A block of data
=======

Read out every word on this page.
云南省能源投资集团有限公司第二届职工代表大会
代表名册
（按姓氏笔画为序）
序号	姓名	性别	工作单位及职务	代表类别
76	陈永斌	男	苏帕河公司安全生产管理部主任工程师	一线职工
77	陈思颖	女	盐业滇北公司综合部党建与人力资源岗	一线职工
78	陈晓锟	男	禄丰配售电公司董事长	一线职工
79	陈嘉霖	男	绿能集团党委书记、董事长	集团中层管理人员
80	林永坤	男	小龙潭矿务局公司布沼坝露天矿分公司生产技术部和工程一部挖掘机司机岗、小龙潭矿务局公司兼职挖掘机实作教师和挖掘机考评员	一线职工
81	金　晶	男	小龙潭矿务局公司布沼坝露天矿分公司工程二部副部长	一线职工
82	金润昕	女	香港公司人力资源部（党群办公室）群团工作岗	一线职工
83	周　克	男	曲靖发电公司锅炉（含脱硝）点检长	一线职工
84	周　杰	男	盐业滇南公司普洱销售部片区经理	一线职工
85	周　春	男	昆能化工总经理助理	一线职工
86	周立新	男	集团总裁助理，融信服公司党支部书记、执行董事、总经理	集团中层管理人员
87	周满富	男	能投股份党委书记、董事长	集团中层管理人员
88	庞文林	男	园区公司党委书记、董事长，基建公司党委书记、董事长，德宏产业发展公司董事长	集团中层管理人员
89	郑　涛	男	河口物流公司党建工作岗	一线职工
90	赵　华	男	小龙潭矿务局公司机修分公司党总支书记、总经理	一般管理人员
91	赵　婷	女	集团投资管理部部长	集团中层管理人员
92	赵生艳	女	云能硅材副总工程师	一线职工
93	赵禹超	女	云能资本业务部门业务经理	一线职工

=======

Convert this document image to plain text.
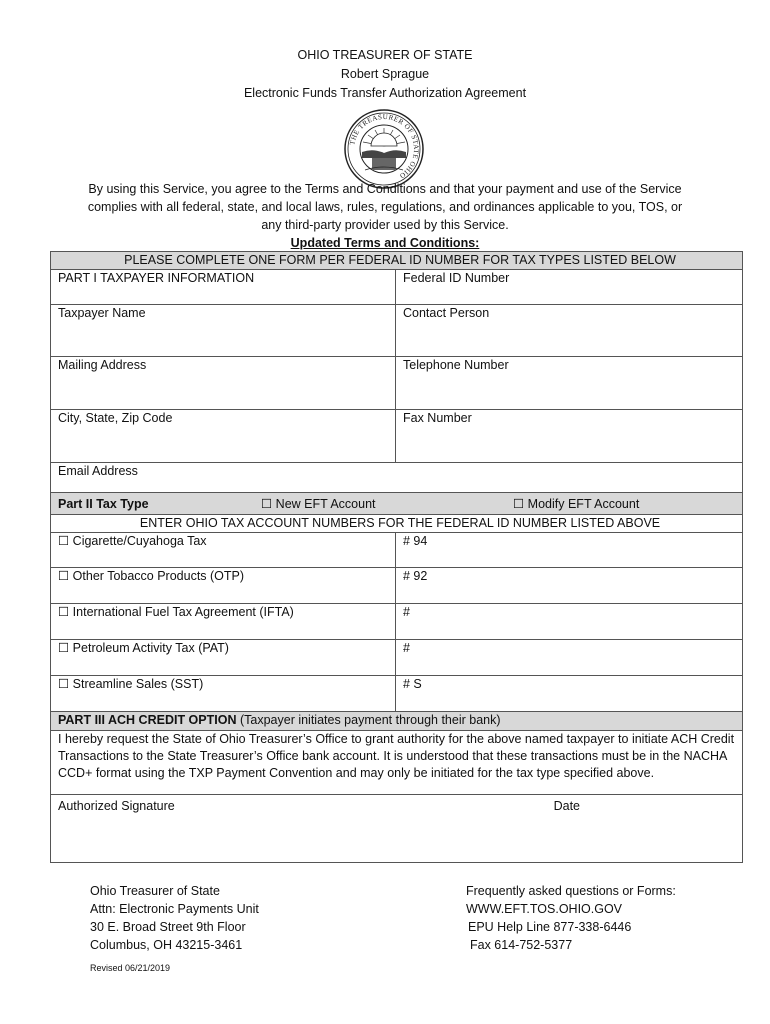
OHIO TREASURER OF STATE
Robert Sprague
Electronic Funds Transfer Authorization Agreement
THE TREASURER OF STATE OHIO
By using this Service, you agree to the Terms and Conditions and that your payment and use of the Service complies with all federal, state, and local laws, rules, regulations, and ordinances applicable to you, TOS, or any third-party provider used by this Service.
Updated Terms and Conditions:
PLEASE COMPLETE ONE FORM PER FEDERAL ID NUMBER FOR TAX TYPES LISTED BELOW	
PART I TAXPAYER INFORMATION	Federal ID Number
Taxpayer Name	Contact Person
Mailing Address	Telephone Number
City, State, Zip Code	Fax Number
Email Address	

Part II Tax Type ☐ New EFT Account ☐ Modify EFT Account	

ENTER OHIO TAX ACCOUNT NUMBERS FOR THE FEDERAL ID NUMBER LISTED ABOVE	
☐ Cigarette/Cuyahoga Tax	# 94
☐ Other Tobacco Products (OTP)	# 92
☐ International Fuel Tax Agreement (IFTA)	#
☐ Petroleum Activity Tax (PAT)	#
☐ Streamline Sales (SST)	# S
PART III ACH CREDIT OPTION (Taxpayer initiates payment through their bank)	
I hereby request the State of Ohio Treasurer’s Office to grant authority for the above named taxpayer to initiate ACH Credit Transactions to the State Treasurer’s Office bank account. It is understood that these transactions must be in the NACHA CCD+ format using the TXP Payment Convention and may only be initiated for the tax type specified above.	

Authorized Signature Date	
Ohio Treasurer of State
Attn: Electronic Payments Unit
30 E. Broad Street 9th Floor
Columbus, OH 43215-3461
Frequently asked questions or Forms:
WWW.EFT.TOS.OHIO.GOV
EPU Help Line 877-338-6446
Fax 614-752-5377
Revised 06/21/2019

=======

> [Stated goal]: The required answer is a single number: the count of lines in the entries that hold the string "Address".

> [Output of the exercise]: 2